The exercise:
Return each line containing "مثقف".

Entries shown:
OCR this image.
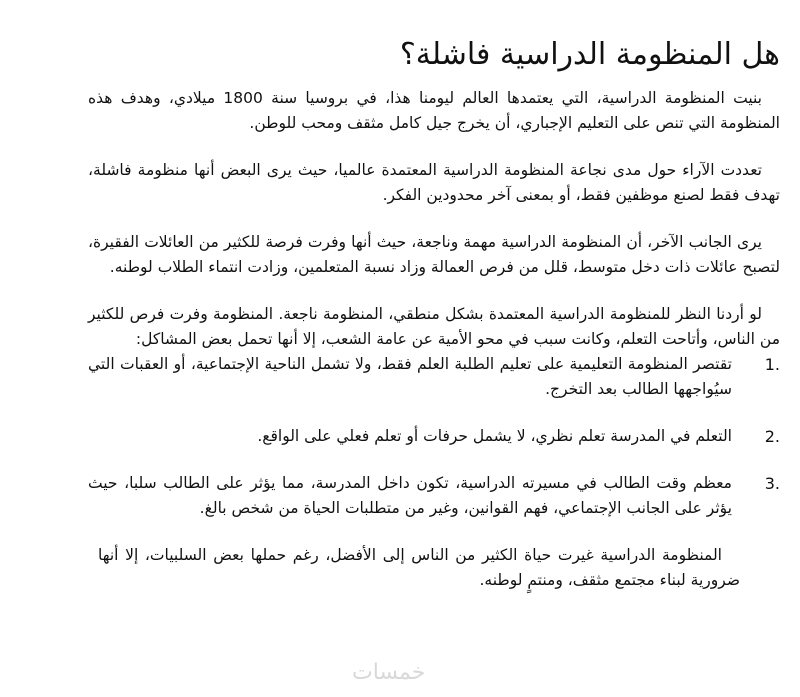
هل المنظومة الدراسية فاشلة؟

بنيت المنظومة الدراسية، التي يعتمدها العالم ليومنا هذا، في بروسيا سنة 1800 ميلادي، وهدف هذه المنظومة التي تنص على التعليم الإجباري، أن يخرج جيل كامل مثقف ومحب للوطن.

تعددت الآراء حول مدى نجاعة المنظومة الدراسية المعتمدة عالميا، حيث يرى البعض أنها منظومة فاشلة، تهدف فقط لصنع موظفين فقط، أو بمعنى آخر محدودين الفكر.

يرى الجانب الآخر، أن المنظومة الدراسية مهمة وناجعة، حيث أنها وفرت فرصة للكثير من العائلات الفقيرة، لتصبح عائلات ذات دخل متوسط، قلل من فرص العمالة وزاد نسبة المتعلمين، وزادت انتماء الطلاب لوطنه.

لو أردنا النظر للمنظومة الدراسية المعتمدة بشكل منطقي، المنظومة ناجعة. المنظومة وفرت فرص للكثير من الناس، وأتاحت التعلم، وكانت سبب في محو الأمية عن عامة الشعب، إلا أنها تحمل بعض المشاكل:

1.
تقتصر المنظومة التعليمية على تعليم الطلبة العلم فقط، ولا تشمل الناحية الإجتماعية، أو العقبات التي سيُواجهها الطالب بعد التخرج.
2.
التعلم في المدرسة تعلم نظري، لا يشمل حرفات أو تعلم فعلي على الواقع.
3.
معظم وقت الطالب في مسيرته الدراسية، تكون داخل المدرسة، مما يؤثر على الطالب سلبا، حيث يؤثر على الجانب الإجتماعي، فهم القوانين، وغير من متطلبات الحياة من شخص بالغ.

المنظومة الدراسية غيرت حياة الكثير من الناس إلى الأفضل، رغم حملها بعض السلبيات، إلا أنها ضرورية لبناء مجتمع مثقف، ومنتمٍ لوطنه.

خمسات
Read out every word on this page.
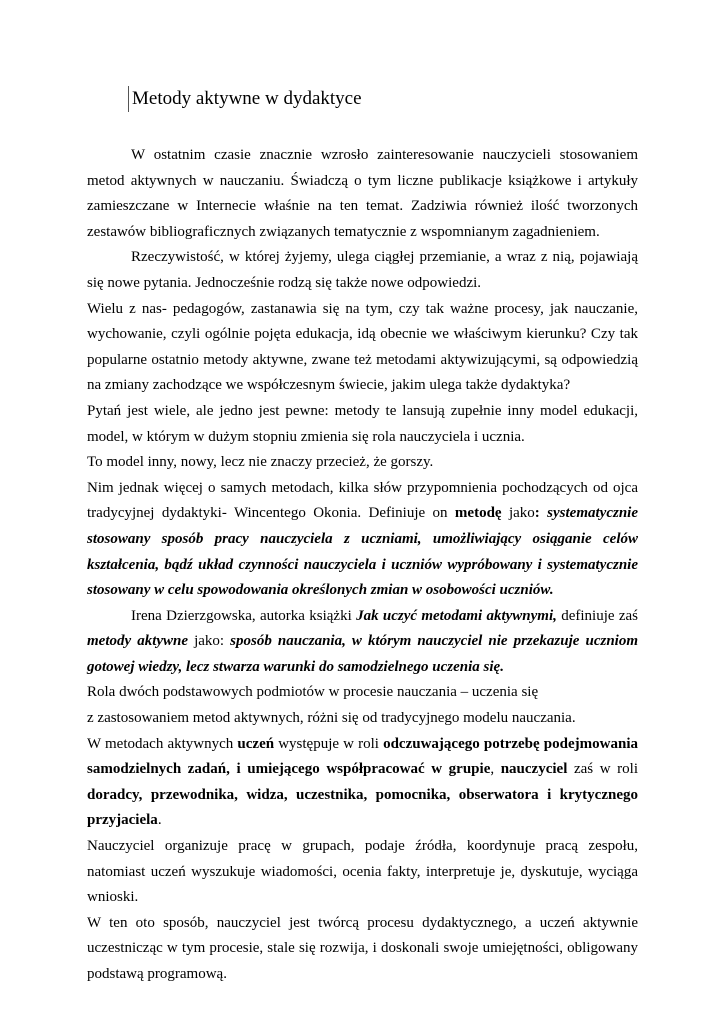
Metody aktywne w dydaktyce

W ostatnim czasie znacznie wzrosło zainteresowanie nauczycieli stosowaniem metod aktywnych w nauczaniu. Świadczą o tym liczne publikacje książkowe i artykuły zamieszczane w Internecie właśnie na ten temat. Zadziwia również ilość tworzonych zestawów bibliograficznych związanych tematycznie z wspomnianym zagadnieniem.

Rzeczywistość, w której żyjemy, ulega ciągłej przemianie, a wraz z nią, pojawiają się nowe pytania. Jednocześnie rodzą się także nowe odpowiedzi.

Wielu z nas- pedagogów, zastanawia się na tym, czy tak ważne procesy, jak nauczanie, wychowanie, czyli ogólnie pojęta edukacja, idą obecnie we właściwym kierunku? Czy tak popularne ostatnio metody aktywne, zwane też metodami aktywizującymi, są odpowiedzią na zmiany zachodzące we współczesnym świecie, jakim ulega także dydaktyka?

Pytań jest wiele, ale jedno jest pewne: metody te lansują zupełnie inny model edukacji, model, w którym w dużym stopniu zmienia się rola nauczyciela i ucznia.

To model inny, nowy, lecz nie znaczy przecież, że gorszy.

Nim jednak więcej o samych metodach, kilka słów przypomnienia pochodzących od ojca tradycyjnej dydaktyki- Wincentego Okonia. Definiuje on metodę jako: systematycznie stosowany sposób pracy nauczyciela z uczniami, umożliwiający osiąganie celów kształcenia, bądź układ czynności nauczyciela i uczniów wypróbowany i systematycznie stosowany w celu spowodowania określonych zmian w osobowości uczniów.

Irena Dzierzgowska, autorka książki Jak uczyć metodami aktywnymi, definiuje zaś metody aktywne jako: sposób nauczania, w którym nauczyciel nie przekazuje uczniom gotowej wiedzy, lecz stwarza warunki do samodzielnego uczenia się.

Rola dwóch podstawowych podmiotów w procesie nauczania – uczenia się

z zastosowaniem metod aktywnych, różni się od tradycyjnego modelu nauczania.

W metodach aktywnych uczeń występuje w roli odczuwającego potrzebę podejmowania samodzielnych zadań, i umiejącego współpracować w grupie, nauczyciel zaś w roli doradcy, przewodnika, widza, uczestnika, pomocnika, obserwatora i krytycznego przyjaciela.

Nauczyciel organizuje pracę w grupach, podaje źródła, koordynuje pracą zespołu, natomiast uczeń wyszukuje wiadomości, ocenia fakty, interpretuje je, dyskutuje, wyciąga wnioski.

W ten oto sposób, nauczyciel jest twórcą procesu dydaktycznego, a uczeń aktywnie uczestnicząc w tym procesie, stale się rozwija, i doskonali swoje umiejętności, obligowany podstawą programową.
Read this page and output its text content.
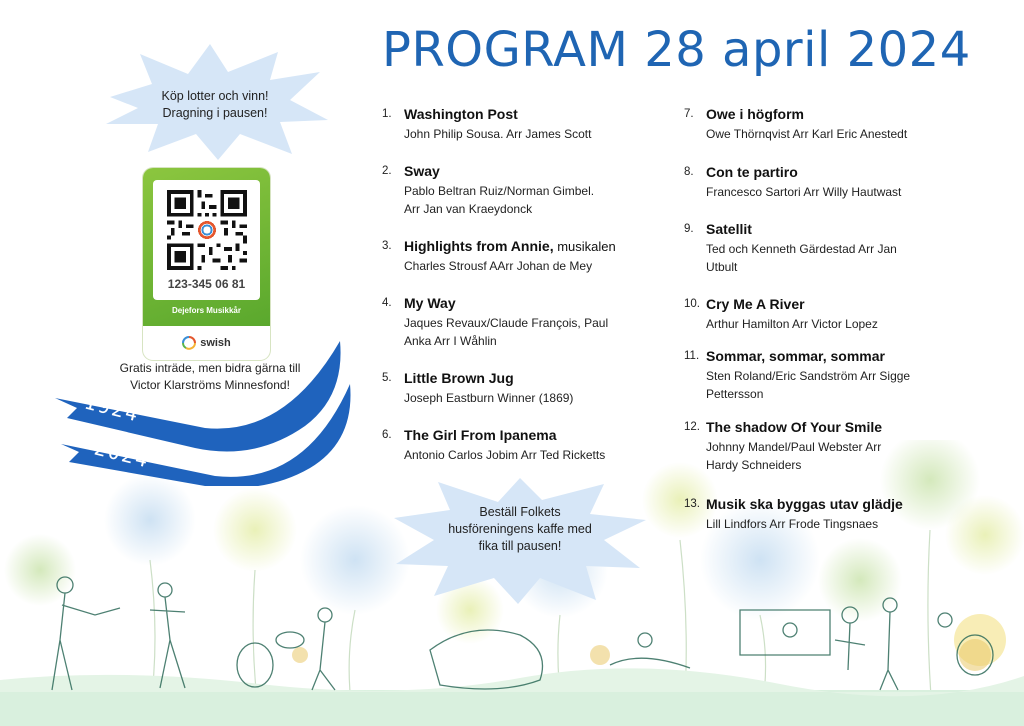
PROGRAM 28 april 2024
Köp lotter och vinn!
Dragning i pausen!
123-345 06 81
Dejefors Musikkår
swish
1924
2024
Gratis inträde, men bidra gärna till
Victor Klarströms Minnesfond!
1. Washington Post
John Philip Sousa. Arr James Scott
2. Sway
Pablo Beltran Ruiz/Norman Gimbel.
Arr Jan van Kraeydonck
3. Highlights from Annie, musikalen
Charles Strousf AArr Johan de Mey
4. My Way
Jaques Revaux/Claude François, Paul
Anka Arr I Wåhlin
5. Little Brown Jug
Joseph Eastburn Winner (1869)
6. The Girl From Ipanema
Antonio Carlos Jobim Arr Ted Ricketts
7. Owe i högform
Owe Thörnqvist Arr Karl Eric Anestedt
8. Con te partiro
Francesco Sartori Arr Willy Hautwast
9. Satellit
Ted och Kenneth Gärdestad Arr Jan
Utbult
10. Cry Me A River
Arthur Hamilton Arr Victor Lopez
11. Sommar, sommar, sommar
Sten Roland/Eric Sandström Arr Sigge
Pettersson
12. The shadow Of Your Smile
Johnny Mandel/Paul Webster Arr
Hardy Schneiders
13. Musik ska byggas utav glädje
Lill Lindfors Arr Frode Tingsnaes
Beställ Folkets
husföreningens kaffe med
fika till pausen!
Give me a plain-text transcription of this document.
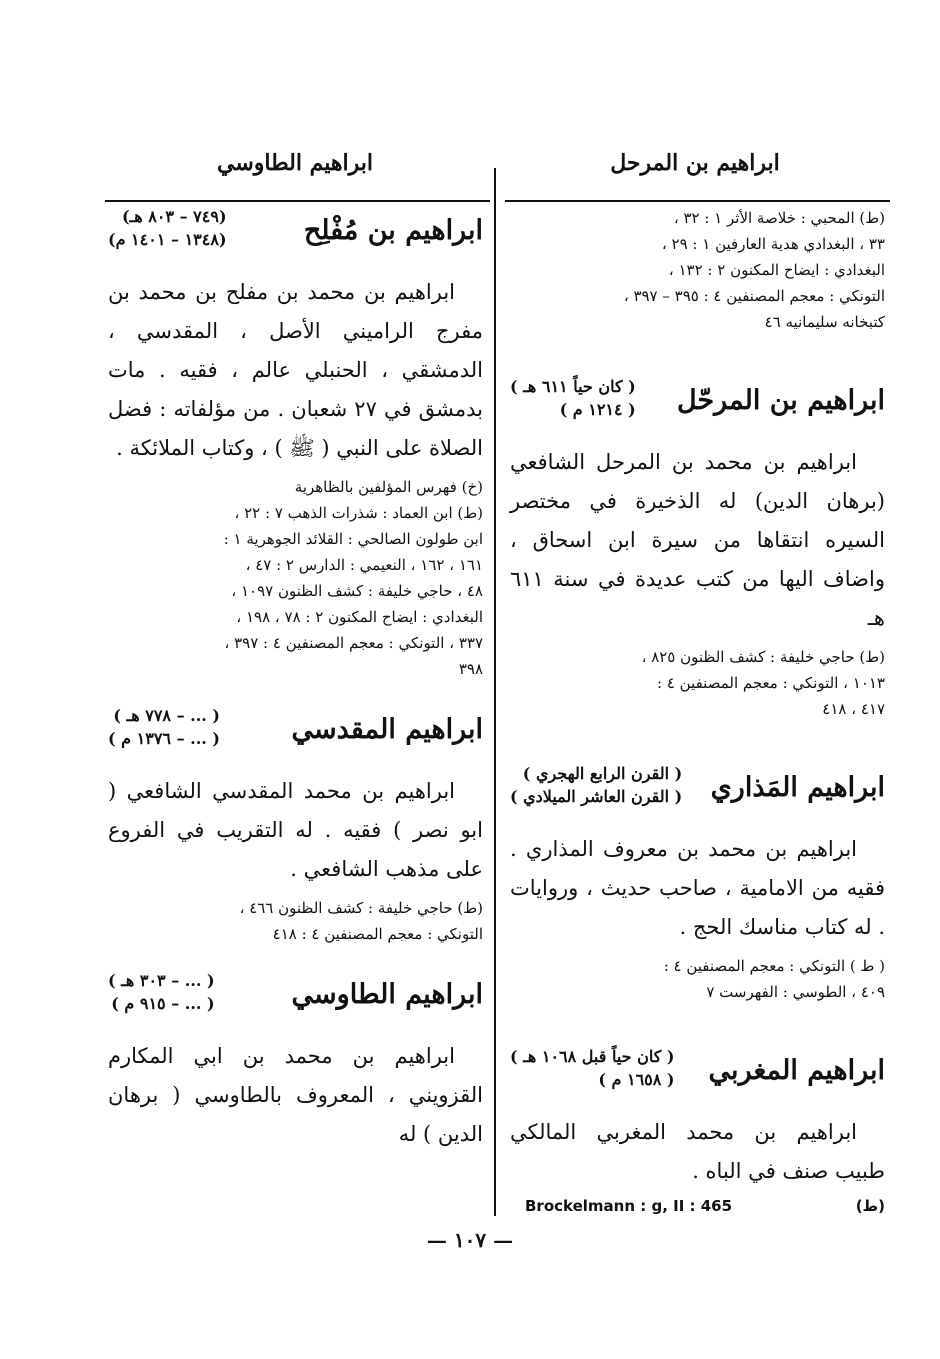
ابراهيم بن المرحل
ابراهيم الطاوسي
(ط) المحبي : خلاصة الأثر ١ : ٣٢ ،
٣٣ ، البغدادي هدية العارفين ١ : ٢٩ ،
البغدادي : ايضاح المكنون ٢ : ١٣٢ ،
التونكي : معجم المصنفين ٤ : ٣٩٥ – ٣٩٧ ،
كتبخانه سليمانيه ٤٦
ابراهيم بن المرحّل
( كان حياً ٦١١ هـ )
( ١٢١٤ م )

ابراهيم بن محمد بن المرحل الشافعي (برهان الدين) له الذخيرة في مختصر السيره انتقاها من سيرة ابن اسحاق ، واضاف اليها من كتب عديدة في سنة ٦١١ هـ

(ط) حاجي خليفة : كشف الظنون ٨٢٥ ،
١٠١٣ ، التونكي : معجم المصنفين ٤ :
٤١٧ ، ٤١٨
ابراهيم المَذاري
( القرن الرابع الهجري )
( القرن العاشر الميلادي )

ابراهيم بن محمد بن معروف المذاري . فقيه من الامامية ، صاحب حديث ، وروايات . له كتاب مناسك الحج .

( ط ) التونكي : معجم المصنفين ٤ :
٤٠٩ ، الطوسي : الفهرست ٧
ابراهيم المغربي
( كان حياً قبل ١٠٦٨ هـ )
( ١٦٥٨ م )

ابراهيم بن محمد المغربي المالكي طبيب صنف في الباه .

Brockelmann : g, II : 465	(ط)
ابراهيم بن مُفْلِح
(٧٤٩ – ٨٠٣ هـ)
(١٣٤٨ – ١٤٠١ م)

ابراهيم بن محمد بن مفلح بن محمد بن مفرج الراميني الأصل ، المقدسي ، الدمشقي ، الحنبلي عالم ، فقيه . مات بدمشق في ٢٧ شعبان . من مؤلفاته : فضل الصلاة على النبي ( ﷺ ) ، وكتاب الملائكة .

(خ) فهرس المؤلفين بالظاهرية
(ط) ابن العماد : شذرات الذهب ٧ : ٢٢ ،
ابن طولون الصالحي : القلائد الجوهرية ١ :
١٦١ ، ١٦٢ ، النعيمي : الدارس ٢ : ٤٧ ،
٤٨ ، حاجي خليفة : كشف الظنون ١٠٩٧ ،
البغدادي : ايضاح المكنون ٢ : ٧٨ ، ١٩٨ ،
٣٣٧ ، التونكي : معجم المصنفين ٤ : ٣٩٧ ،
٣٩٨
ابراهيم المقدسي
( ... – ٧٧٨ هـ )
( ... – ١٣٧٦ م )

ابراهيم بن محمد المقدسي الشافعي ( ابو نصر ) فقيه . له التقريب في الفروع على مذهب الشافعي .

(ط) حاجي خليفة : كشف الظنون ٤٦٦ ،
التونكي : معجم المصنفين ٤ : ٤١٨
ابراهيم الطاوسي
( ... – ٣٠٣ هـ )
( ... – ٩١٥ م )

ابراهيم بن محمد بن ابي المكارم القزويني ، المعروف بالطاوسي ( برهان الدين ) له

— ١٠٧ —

Full solution:
بنيت المنظومة الدراسية، التي يعتمدها العالم ليومنا هذا، في بروسيا سنة 1800 ميلادي، وهدف هذه المنظومة التي تنص على التعليم الإجباري، أن يخرج جيل كامل مثقف ومحب للوطن.
المنظومة الدراسية غيرت حياة الكثير من الناس إلى الأفضل، رغم حملها بعض السلبيات، إلا أنها ضرورية لبناء مجتمع مثقف، ومنتمٍ لوطنه.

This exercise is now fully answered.